### Requirement
Which lines of the records contain "utan"? Collect every one of them.

### Data records

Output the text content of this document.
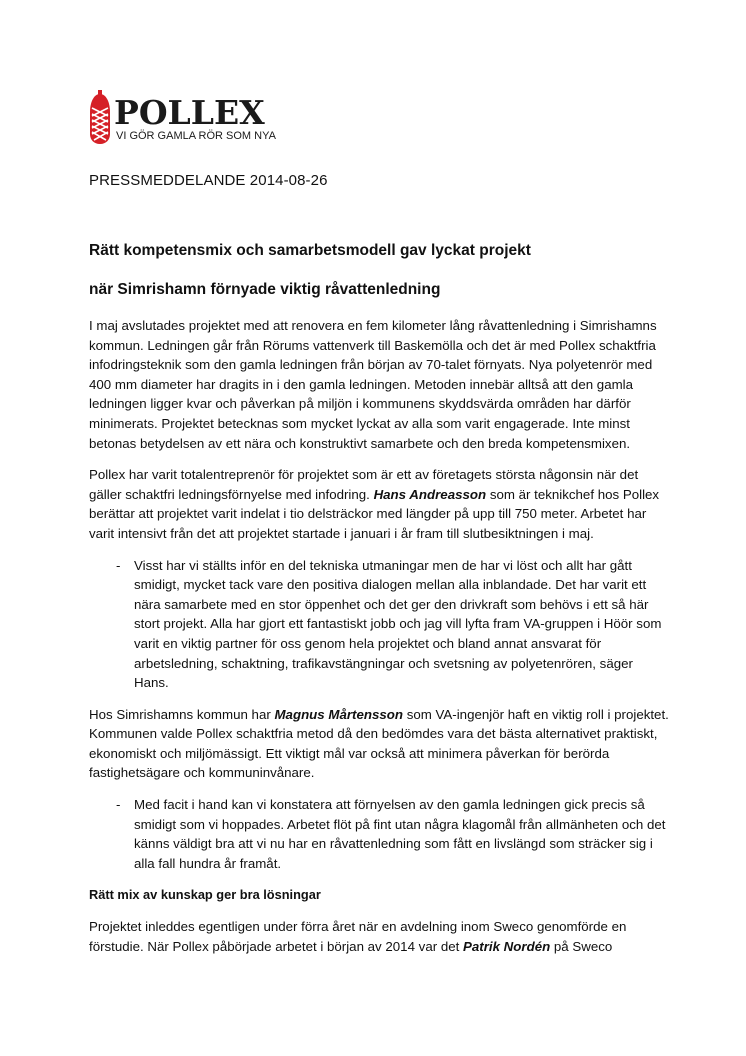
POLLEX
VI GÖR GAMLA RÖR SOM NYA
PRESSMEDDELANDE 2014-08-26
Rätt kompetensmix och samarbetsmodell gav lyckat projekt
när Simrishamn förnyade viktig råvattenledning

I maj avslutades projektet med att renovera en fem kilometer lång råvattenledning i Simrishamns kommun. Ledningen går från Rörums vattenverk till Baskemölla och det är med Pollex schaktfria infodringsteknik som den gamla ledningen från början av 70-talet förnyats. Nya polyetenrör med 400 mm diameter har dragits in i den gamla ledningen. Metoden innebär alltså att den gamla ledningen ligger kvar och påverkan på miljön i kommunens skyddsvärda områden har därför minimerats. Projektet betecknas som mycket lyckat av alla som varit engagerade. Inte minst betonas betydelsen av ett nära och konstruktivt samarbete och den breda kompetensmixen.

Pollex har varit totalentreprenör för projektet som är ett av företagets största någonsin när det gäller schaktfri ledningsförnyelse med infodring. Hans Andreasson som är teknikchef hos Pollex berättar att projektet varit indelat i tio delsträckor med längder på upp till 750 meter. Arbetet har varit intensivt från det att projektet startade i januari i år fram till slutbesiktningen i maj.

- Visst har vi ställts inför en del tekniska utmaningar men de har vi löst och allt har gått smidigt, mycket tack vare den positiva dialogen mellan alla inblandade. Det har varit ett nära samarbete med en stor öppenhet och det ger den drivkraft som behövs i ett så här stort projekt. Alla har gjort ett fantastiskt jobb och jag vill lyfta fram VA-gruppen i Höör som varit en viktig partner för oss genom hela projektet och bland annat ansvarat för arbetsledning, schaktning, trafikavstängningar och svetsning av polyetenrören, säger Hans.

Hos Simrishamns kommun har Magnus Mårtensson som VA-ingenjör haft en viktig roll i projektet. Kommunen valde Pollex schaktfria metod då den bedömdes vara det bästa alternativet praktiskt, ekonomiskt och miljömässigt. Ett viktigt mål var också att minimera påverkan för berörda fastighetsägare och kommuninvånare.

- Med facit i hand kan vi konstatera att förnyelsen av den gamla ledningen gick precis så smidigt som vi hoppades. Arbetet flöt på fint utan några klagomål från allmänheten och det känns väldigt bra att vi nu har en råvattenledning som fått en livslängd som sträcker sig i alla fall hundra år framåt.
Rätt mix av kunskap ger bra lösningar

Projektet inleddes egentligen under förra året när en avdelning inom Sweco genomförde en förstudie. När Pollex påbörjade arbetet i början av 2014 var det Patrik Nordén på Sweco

...

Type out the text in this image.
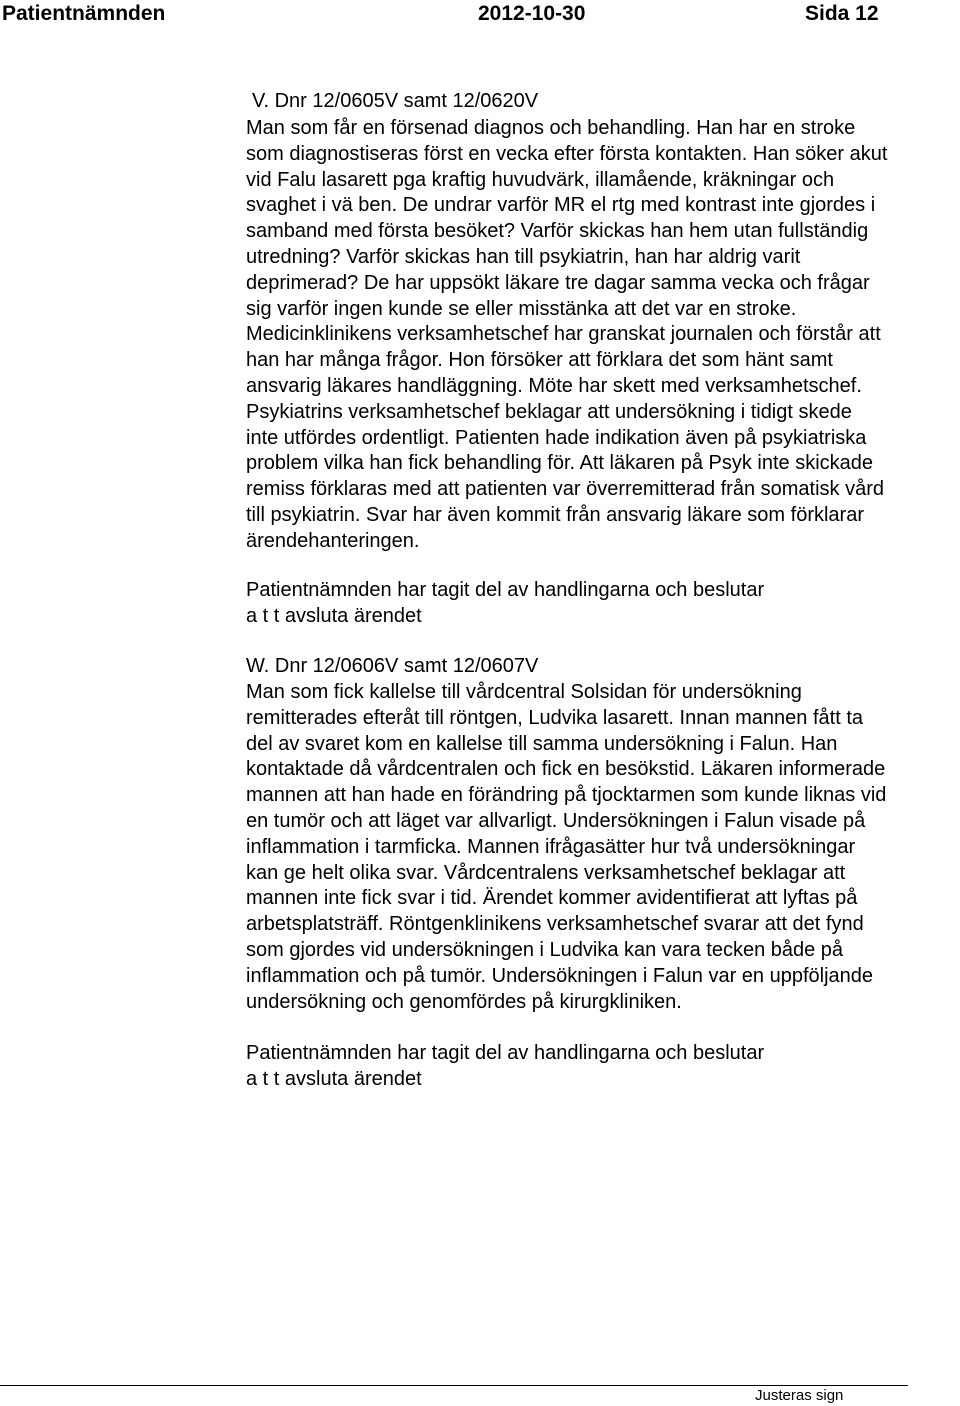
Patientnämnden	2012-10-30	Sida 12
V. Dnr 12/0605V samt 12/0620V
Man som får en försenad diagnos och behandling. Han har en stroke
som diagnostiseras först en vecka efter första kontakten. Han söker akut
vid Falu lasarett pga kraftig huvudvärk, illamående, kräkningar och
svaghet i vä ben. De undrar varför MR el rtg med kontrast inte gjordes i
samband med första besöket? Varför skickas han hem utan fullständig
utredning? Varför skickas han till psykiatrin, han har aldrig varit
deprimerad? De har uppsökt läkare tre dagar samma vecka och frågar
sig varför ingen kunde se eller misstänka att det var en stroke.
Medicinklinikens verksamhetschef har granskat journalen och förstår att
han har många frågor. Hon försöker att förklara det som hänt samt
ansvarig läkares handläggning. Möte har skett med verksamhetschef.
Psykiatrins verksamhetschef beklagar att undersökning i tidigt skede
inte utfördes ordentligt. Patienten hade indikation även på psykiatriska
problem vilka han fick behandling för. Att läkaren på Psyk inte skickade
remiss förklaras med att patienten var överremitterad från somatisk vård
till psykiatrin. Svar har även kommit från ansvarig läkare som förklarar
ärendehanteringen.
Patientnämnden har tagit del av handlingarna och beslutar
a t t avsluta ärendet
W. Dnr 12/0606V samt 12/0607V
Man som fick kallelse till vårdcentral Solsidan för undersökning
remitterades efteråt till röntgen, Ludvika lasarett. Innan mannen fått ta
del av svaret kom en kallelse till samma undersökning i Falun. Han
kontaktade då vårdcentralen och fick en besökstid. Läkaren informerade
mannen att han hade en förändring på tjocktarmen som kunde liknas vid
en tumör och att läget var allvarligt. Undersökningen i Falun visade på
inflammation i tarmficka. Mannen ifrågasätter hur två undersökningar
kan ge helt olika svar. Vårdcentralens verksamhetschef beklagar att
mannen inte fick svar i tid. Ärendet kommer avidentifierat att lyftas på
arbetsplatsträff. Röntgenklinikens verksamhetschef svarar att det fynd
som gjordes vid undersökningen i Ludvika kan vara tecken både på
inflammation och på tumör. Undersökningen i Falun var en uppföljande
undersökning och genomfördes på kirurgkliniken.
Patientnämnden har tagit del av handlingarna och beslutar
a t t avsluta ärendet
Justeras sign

### Response to this exercise
- Med facit i hand kan vi konstatera att förnyelsen av den gamla ledningen gick precis så smidigt som vi hoppades. Arbetet flöt på fint utan några klagomål från allmänheten och det känns väldigt bra att vi nu har en råvattenledning som fått en livslängd som sträcker sig i alla fall hundra år framåt.
samband med första besöket? Varför skickas han hem utan fullständig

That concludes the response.